** Start of Listed entries **

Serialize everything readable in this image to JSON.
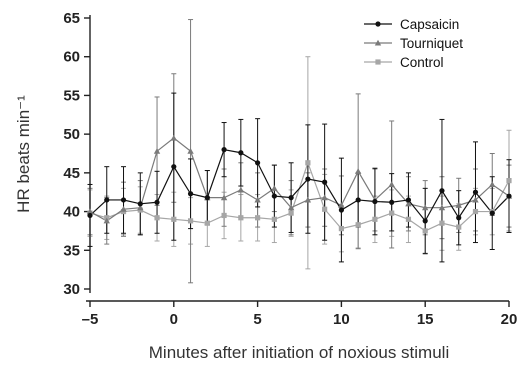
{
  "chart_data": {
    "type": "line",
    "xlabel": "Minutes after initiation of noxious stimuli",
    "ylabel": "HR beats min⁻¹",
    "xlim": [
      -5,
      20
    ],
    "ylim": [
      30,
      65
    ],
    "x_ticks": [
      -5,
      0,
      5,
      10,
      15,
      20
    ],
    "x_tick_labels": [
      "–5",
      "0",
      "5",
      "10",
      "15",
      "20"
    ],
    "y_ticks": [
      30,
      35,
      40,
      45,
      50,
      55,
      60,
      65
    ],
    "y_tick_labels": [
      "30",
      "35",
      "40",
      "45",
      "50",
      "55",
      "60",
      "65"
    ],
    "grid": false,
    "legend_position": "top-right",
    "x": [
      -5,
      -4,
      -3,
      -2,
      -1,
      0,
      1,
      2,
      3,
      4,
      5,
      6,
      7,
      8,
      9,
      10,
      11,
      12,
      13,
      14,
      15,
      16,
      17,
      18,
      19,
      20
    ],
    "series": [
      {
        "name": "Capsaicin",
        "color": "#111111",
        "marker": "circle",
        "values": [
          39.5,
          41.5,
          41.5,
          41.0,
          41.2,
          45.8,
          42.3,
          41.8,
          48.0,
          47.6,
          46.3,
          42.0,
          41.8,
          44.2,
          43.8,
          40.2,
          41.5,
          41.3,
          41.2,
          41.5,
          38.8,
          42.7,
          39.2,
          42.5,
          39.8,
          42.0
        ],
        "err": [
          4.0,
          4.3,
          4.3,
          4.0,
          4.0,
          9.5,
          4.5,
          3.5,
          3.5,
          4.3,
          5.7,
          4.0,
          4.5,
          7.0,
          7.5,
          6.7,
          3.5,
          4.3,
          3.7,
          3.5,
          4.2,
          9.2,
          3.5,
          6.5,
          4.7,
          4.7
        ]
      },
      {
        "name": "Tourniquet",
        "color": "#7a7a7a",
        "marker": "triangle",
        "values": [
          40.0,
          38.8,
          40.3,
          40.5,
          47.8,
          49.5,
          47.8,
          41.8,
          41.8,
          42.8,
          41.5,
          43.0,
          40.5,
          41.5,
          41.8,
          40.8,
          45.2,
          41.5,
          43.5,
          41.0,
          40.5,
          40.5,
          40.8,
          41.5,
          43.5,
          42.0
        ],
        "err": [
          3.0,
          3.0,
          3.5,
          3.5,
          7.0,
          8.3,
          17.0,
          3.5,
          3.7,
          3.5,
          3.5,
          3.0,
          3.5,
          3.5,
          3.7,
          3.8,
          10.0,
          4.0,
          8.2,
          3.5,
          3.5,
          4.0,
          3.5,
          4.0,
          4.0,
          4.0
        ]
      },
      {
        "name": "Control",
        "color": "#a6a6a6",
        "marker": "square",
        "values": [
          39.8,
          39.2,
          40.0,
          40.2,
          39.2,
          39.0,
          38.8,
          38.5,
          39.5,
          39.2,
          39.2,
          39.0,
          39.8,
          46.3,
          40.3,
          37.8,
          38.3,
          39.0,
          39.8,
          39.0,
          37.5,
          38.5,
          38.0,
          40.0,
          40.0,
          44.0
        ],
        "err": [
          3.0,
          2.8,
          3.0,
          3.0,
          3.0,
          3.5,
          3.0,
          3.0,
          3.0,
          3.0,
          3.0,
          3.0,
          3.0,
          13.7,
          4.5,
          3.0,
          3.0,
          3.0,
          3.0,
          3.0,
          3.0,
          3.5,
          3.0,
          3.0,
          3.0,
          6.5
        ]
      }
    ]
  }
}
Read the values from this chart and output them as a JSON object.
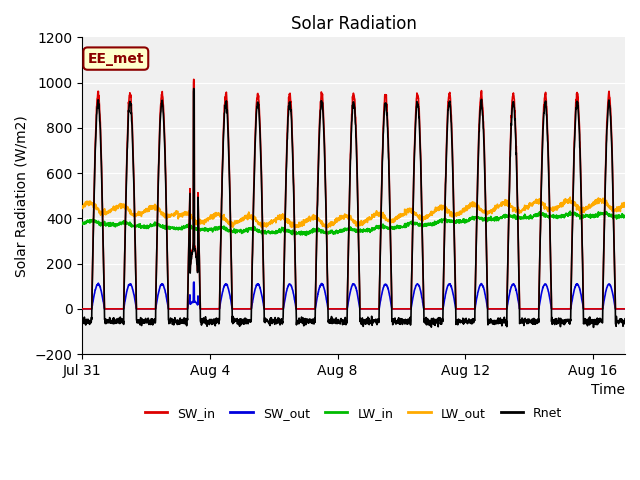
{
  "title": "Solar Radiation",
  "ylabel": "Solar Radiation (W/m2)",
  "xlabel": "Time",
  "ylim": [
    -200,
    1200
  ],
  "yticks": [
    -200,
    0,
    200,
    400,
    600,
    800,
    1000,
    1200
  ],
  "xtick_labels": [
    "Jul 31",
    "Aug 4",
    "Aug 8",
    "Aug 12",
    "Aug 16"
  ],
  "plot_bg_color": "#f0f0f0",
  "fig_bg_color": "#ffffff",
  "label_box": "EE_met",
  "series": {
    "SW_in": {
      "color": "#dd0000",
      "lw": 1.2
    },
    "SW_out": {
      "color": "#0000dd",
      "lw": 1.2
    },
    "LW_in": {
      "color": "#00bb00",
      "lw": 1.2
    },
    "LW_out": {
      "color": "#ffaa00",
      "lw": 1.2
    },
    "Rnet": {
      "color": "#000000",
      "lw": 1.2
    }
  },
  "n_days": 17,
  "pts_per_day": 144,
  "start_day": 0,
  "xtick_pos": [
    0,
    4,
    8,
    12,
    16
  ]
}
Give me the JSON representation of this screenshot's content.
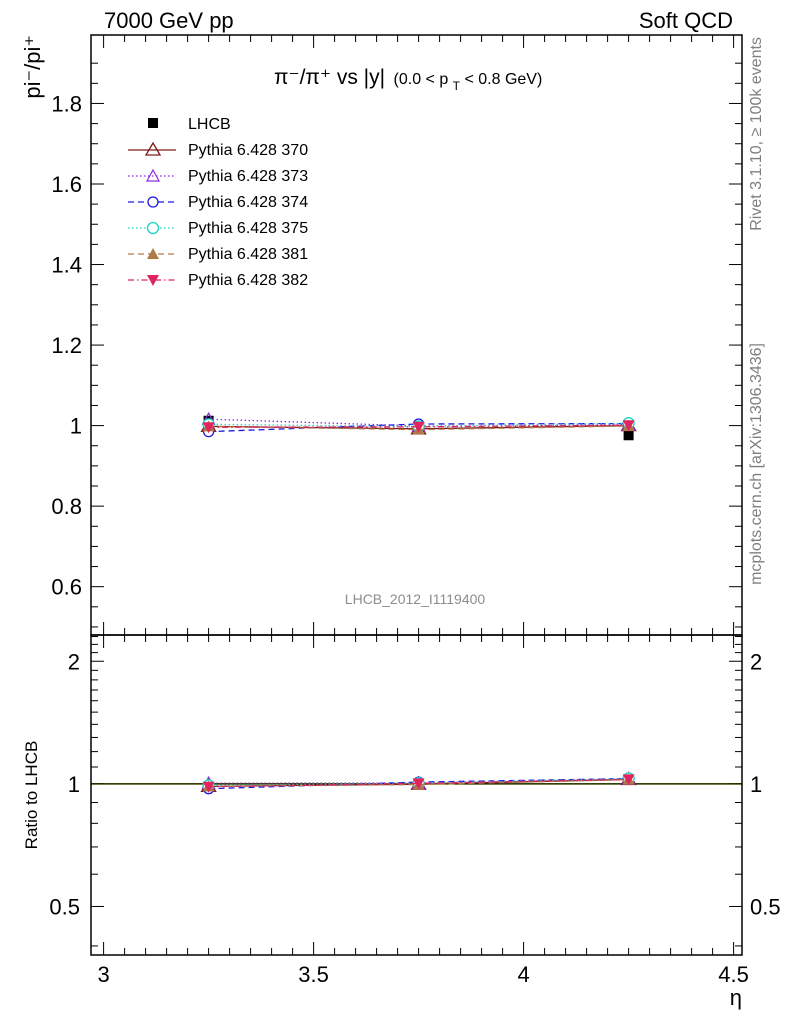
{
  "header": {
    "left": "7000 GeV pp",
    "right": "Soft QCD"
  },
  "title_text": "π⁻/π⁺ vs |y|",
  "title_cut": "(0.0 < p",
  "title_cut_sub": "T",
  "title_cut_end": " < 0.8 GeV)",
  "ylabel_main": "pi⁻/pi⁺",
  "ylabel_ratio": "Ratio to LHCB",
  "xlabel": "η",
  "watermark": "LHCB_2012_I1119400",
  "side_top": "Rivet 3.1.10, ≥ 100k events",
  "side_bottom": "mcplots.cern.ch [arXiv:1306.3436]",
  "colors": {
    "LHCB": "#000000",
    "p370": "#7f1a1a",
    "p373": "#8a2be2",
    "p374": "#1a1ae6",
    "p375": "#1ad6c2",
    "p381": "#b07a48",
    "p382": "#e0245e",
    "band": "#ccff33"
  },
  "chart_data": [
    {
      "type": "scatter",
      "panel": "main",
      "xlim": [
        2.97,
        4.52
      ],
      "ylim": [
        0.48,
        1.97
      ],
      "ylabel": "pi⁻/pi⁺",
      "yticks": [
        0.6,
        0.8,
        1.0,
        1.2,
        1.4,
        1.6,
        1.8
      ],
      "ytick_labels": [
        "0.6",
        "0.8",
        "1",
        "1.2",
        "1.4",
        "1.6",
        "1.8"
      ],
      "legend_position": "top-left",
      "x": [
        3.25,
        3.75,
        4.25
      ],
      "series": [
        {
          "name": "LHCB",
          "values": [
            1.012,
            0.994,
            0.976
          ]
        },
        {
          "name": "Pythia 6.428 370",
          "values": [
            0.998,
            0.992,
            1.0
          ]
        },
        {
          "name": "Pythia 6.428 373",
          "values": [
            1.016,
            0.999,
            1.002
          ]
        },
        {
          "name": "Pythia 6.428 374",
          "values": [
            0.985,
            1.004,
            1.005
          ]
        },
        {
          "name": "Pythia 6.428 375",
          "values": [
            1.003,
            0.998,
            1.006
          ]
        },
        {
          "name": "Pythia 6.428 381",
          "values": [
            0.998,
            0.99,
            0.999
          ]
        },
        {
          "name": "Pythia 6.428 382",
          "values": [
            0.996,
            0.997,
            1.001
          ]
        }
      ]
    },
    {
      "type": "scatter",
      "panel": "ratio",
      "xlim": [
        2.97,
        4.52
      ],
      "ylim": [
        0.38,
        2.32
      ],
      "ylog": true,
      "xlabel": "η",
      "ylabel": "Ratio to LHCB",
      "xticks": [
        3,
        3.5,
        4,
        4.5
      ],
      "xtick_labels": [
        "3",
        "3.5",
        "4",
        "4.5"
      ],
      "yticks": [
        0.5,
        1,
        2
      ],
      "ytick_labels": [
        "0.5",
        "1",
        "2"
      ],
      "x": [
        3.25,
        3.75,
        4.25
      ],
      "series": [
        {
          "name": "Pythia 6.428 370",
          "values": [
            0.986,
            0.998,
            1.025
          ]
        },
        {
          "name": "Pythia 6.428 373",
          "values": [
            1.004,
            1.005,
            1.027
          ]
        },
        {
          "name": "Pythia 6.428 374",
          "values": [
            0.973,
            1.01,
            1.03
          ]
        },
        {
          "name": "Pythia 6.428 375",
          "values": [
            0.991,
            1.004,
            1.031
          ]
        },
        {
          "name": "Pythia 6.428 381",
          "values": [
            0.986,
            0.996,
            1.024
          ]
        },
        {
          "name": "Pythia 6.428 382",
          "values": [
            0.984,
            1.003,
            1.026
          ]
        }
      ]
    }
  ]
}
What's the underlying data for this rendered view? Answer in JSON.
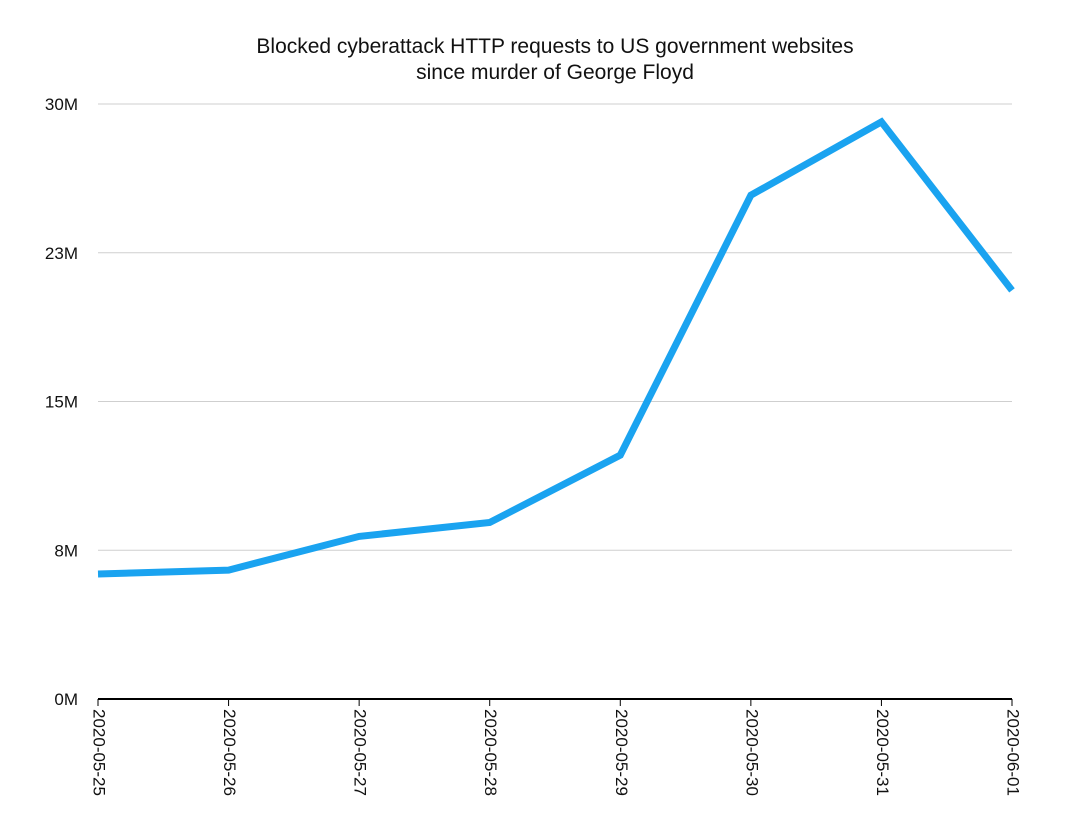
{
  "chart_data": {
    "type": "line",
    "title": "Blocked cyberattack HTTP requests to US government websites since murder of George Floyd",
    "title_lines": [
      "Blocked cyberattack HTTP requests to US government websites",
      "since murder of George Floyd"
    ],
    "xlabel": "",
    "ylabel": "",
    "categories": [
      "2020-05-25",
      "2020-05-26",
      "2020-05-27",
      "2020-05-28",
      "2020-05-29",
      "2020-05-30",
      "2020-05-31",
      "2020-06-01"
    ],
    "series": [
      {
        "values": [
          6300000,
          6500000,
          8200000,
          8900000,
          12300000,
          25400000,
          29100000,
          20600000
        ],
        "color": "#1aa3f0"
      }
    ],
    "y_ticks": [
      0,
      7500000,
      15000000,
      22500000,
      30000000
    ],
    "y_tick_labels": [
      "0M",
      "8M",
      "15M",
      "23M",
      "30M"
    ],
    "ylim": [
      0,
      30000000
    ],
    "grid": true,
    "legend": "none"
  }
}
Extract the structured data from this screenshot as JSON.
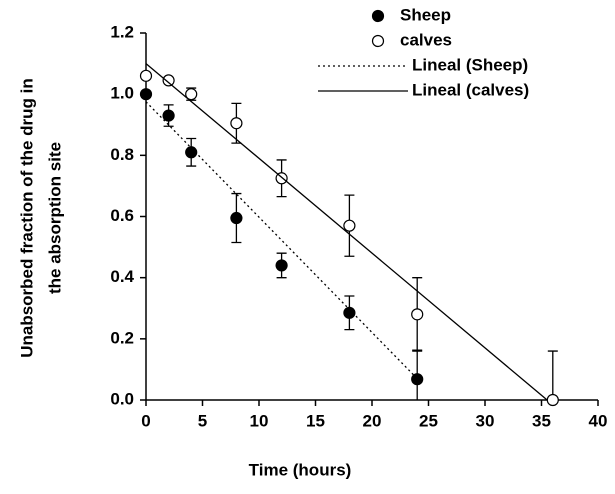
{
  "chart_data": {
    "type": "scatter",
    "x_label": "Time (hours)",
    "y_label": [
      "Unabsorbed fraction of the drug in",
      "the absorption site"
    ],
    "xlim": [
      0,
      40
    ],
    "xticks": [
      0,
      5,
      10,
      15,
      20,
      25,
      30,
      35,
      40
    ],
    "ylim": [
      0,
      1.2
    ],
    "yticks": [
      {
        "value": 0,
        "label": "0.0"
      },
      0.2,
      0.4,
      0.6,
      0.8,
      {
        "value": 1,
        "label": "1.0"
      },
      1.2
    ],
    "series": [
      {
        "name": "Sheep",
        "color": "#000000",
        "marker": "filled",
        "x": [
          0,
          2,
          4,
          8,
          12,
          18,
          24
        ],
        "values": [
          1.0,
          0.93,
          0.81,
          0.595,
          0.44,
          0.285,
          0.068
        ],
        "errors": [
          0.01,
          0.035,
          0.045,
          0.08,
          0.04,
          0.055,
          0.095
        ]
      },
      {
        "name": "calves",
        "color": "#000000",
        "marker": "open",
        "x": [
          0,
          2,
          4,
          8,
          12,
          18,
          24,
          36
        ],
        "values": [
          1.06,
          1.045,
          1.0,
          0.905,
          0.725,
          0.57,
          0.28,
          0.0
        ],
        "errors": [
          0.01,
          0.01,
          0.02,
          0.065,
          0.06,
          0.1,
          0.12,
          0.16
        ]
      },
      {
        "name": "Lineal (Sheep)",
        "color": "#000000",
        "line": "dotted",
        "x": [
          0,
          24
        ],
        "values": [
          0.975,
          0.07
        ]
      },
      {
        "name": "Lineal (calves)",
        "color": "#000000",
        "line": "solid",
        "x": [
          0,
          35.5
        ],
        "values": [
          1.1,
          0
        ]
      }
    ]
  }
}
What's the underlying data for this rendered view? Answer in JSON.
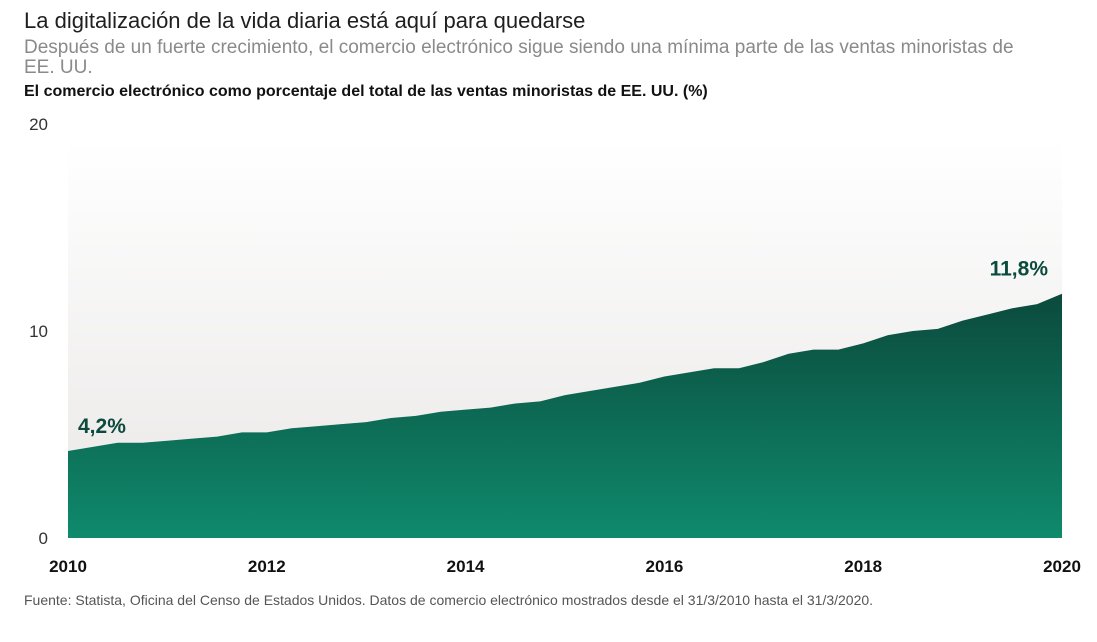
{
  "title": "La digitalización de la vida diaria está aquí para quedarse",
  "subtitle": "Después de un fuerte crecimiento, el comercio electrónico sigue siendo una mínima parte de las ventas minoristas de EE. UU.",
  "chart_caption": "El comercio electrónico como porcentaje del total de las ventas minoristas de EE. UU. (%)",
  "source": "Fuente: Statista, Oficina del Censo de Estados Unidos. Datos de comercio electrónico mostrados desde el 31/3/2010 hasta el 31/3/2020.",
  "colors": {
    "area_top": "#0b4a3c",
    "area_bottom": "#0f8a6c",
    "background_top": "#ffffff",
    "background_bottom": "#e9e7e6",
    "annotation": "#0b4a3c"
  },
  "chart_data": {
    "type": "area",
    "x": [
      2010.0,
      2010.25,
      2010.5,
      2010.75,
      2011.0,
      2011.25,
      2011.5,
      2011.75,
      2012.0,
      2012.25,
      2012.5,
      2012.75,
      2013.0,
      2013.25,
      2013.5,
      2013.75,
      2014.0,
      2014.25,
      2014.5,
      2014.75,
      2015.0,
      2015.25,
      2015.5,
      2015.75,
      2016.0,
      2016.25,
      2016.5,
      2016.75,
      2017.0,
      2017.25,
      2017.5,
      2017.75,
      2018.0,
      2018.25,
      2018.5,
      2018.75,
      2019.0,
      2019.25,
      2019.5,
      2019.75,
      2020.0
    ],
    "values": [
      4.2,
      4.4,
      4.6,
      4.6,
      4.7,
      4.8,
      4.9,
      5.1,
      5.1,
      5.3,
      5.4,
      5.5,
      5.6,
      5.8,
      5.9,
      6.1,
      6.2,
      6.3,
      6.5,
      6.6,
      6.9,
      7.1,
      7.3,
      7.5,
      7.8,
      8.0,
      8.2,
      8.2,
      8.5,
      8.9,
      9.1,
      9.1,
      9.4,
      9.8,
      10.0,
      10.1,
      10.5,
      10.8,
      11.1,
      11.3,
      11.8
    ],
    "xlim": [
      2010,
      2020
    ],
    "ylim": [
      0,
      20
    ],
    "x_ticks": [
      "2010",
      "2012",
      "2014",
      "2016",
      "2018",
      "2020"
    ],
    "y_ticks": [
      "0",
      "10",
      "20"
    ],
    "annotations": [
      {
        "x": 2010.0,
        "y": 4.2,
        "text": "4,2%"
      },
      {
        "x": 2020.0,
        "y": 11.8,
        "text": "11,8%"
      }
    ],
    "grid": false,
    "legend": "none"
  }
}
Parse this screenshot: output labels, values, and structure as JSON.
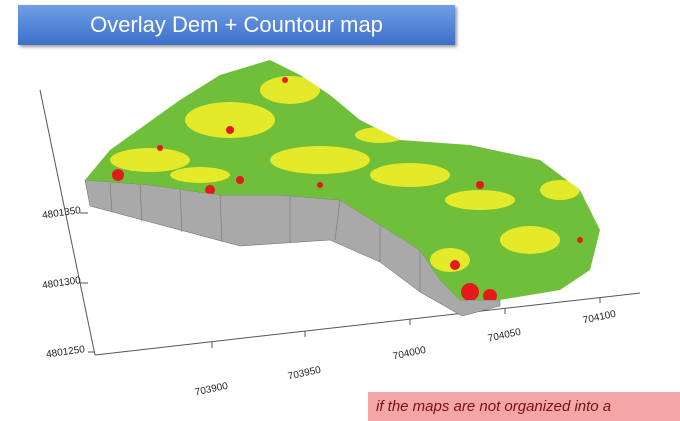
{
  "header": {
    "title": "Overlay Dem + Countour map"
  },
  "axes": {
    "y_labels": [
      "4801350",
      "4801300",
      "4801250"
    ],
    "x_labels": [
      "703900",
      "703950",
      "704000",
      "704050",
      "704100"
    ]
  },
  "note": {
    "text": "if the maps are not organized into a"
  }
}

** End of Listed entries **

* **Exercise directions**: Tally up the lines in the records containing the word "from", then give the count and nothing else.

* **The response**: 2